------ Extracted entries

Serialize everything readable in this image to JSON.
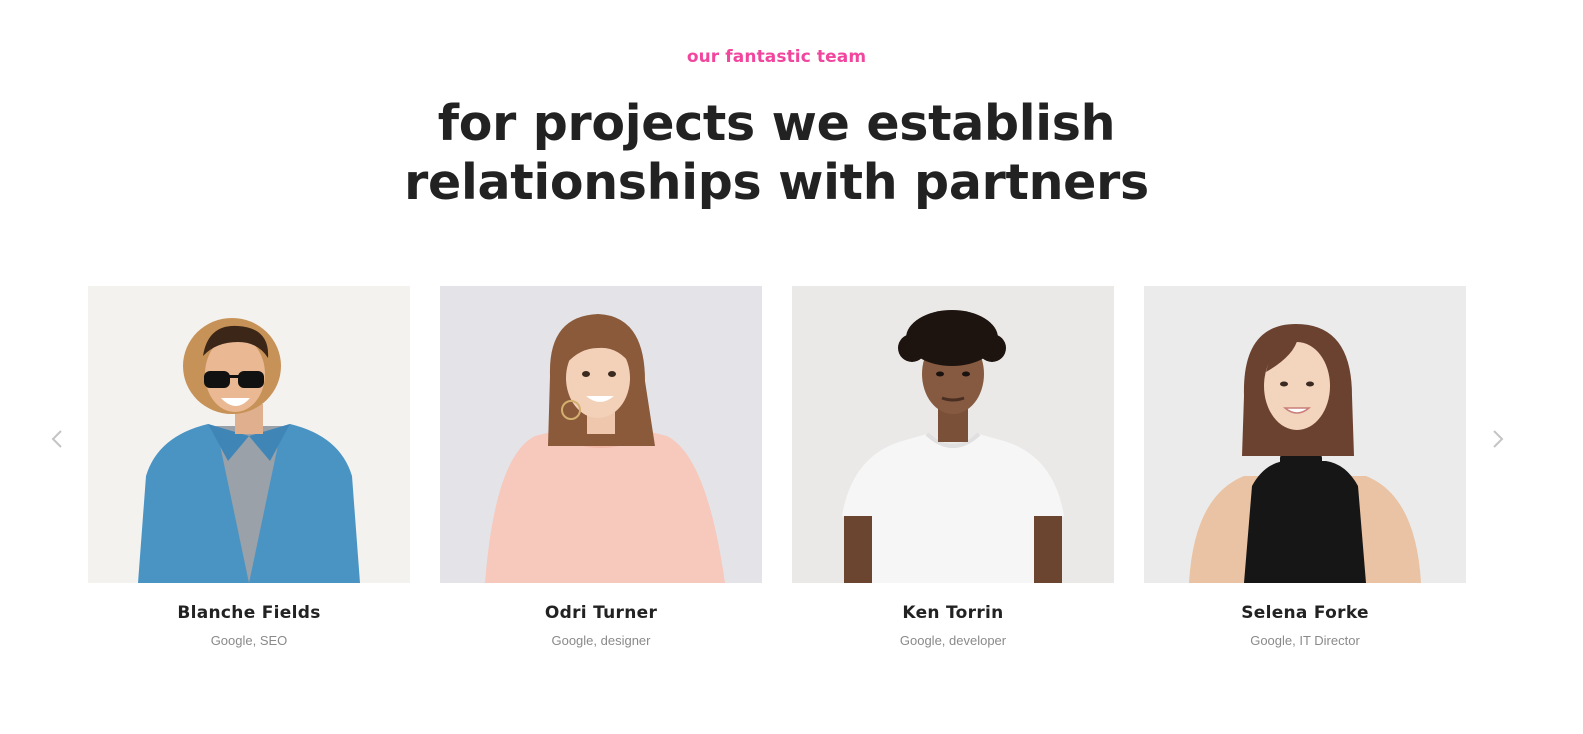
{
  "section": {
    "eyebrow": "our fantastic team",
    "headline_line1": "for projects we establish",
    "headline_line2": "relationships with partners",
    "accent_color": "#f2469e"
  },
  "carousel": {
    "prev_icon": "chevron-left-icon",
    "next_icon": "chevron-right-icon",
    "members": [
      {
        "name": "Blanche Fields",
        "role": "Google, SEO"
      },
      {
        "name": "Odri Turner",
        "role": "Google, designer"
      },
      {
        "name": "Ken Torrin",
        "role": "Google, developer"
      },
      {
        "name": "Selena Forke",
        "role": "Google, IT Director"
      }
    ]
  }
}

------------
------ Extracted entries

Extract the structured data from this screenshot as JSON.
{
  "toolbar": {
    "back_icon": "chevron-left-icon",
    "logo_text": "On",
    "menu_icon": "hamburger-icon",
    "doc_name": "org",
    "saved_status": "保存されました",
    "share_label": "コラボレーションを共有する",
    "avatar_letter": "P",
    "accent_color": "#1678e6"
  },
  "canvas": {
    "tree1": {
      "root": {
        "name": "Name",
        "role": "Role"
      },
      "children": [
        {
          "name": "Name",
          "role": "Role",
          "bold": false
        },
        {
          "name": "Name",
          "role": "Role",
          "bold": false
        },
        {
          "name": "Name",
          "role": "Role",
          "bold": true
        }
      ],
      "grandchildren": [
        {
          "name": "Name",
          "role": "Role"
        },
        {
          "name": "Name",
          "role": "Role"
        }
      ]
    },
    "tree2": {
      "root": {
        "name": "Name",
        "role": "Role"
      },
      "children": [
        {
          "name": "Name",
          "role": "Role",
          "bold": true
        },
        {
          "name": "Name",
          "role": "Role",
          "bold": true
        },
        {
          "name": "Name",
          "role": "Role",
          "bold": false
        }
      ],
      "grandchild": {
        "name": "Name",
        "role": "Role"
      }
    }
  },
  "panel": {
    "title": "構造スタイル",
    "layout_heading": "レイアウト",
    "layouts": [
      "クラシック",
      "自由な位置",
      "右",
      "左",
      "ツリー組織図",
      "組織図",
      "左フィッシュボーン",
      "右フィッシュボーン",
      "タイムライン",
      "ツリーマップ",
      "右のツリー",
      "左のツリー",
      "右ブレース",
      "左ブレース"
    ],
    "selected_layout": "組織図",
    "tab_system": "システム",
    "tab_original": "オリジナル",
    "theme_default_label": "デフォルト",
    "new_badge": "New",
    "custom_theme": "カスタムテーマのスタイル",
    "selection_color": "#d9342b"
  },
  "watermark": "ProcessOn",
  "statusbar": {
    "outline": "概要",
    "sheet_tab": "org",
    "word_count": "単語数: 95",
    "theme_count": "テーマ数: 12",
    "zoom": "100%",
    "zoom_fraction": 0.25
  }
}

------------
------ Extracted entries

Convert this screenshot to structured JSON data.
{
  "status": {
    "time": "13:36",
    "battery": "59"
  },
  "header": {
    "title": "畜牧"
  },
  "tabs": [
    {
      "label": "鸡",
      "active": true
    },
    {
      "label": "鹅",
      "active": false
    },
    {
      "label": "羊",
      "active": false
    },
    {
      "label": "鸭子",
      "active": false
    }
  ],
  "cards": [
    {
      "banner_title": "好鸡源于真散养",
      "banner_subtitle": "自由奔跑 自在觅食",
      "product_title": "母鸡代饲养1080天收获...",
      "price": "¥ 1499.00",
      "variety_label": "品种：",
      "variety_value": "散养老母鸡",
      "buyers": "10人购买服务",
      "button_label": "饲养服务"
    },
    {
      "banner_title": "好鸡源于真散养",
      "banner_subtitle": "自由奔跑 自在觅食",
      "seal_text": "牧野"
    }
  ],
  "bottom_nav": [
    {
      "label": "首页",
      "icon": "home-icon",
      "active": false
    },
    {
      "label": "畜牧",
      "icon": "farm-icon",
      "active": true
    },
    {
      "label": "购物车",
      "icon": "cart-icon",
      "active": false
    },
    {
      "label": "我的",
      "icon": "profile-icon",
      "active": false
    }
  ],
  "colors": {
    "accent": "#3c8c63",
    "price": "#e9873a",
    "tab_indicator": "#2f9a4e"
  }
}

------------

> _The exercise_: Find each line in the records holding the string "JSON" and show it.

> _Result for this exercise_:
Serialize everything readable in this image to JSON.
Extract the structured data from this screenshot as JSON.
Convert this screenshot to structured JSON data.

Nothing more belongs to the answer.